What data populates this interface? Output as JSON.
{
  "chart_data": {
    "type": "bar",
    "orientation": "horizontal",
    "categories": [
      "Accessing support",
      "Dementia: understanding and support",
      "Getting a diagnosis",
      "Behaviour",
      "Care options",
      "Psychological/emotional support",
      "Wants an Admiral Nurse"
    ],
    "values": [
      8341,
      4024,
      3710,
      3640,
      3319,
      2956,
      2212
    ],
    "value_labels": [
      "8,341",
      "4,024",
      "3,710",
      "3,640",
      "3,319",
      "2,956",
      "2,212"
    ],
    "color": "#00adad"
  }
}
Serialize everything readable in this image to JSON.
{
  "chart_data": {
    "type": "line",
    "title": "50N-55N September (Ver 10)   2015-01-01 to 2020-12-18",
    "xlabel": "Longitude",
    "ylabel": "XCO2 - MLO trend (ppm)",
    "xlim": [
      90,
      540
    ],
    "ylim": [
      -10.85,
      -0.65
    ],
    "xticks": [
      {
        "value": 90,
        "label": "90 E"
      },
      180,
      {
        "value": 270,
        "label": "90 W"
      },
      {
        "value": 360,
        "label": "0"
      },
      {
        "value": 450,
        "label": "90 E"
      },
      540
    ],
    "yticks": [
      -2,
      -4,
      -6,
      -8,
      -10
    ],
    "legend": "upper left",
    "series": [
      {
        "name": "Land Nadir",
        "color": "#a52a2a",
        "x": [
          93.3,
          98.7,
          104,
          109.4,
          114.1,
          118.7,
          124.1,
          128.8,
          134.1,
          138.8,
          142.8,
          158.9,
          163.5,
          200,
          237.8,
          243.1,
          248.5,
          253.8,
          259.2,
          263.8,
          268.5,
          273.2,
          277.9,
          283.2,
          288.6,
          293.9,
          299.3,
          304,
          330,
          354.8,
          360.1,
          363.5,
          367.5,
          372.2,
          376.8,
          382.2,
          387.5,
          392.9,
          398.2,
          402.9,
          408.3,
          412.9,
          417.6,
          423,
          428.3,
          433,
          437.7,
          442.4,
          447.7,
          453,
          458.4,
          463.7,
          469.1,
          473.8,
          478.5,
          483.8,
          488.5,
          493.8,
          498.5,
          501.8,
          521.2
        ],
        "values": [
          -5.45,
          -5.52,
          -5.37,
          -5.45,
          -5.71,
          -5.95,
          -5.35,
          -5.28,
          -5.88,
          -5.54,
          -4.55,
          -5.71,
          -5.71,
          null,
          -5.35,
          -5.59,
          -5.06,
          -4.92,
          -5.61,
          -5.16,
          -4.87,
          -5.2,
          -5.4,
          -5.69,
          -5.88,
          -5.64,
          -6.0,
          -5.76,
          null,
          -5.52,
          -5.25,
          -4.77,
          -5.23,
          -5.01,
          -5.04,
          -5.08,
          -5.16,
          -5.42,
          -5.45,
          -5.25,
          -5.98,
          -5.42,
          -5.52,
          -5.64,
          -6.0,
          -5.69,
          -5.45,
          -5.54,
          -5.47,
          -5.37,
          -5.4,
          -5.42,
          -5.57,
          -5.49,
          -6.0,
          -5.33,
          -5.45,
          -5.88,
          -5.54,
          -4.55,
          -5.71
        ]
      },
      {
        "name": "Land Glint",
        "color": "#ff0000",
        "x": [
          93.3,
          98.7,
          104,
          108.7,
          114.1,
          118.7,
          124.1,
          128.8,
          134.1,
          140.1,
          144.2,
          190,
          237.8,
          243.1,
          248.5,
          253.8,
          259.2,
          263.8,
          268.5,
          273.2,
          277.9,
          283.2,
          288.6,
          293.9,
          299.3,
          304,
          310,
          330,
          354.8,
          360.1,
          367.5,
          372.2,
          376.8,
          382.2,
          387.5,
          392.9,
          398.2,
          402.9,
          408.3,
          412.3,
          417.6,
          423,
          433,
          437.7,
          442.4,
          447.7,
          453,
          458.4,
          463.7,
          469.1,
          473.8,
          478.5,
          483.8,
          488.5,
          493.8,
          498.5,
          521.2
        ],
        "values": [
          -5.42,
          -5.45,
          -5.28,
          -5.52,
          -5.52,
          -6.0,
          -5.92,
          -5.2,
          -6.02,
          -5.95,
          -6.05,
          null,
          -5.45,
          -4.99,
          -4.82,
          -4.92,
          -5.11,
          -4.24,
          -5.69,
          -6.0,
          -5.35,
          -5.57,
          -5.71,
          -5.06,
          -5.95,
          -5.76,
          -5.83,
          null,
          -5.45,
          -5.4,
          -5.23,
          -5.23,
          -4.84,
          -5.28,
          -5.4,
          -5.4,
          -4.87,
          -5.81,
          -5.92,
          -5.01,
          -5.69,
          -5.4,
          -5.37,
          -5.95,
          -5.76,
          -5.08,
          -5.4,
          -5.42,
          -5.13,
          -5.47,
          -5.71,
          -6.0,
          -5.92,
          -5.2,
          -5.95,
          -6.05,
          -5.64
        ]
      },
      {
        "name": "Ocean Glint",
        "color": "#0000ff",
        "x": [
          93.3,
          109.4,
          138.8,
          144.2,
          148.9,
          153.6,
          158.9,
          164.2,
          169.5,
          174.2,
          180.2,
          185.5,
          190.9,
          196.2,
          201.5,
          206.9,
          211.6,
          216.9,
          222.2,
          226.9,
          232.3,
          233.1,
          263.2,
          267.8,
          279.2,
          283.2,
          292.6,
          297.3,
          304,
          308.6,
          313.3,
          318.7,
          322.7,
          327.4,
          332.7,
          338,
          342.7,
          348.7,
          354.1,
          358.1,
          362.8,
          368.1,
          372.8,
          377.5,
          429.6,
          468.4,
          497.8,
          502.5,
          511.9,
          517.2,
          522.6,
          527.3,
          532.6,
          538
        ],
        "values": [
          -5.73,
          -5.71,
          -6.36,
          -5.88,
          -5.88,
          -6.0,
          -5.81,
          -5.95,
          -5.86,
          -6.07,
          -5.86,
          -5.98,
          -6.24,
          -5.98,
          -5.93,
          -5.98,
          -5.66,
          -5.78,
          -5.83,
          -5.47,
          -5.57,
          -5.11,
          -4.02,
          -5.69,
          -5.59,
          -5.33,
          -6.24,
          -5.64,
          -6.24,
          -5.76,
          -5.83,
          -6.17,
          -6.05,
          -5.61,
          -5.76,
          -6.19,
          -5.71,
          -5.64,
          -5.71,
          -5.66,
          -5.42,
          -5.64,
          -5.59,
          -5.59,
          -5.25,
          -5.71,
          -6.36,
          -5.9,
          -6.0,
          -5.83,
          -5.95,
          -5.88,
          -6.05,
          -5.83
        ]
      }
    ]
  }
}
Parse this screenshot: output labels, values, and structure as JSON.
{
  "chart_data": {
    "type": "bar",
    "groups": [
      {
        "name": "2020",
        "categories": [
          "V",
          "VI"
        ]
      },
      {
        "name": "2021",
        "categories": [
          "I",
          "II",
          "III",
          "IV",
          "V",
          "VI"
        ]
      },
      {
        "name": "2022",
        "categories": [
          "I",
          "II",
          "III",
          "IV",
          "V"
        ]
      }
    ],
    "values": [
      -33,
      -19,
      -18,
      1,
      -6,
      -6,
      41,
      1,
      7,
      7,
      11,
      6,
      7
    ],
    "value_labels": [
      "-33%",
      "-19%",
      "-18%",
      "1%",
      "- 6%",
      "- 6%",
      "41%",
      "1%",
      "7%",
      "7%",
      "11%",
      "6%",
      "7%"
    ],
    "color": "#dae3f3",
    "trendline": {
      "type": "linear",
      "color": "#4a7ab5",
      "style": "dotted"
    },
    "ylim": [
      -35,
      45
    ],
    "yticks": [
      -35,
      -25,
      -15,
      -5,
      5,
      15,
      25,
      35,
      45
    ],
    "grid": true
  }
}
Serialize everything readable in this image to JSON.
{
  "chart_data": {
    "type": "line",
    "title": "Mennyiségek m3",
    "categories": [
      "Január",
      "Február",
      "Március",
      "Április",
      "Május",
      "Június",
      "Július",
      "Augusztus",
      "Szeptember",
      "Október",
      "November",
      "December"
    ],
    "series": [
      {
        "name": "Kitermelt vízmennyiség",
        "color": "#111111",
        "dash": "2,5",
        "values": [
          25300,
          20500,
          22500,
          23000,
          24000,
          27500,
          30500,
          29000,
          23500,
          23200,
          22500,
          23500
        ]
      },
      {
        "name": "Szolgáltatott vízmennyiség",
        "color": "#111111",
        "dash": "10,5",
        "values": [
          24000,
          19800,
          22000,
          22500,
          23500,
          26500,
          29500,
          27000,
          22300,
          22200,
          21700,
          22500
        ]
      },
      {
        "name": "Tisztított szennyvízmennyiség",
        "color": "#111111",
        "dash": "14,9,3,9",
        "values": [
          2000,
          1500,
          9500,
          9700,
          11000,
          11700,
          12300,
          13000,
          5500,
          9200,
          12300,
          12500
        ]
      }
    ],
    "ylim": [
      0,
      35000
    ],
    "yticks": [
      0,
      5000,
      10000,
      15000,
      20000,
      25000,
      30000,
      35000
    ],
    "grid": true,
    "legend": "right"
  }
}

────────

__The problem__
Above is a listing; report how many of its lines include the word "this", giving the number only.

__Answer below__
4